Copy all records verbatim.
## Start SUPPLIED RECORDS
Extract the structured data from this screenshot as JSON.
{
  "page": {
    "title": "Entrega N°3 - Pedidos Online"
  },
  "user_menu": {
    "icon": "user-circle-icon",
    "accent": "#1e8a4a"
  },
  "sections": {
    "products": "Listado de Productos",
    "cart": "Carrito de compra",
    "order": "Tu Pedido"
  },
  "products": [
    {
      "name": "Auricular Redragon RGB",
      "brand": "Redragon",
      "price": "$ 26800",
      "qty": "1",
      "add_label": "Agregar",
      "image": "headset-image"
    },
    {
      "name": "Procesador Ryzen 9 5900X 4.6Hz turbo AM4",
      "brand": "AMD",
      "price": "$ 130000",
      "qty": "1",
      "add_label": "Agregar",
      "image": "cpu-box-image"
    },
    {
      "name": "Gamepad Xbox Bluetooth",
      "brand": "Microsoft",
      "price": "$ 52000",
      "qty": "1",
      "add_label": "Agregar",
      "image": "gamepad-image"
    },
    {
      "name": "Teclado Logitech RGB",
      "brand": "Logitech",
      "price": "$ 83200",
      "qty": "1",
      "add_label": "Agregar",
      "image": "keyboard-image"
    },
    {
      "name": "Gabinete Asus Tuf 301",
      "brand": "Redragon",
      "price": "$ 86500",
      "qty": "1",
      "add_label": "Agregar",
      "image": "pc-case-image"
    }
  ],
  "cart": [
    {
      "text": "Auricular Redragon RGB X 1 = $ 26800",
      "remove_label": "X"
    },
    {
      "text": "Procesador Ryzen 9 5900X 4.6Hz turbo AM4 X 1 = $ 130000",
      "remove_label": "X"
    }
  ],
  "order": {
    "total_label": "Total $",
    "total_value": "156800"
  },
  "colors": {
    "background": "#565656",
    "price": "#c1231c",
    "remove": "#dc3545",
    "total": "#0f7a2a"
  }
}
## End SUPPLIED RECORDS
EXERCISE RESPONSE:
Extract the structured data from this screenshot as JSON.
{
  "page": {
    "title": "Entrega N°3 - Pedidos Online"
  },
  "user_menu": {
    "icon": "user-circle-icon",
    "accent": "#1e8a4a"
  },
  "sections": {
    "products": "Listado de Productos",
    "cart": "Carrito de compra",
    "order": "Tu Pedido"
  },
  "products": [
    {
      "name": "Auricular Redragon RGB",
      "brand": "Redragon",
      "price": "$ 26800",
      "qty": "1",
      "add_label": "Agregar",
      "image": "headset-image"
    },
    {
      "name": "Procesador Ryzen 9 5900X 4.6Hz turbo AM4",
      "brand": "AMD",
      "price": "$ 130000",
      "qty": "1",
      "add_label": "Agregar",
      "image": "cpu-box-image"
    },
    {
      "name": "Gamepad Xbox Bluetooth",
      "brand": "Microsoft",
      "price": "$ 52000",
      "qty": "1",
      "add_label": "Agregar",
      "image": "gamepad-image"
    },
    {
      "name": "Teclado Logitech RGB",
      "brand": "Logitech",
      "price": "$ 83200",
      "qty": "1",
      "add_label": "Agregar",
      "image": "keyboard-image"
    },
    {
      "name": "Gabinete Asus Tuf 301",
      "brand": "Redragon",
      "price": "$ 86500",
      "qty": "1",
      "add_label": "Agregar",
      "image": "pc-case-image"
    }
  ],
  "cart": [
    {
      "text": "Auricular Redragon RGB X 1 = $ 26800",
      "remove_label": "X"
    },
    {
      "text": "Procesador Ryzen 9 5900X 4.6Hz turbo AM4 X 1 = $ 130000",
      "remove_label": "X"
    }
  ],
  "order": {
    "total_label": "Total $",
    "total_value": "156800"
  },
  "colors": {
    "background": "#565656",
    "price": "#c1231c",
    "remove": "#dc3545",
    "total": "#0f7a2a"
  }
}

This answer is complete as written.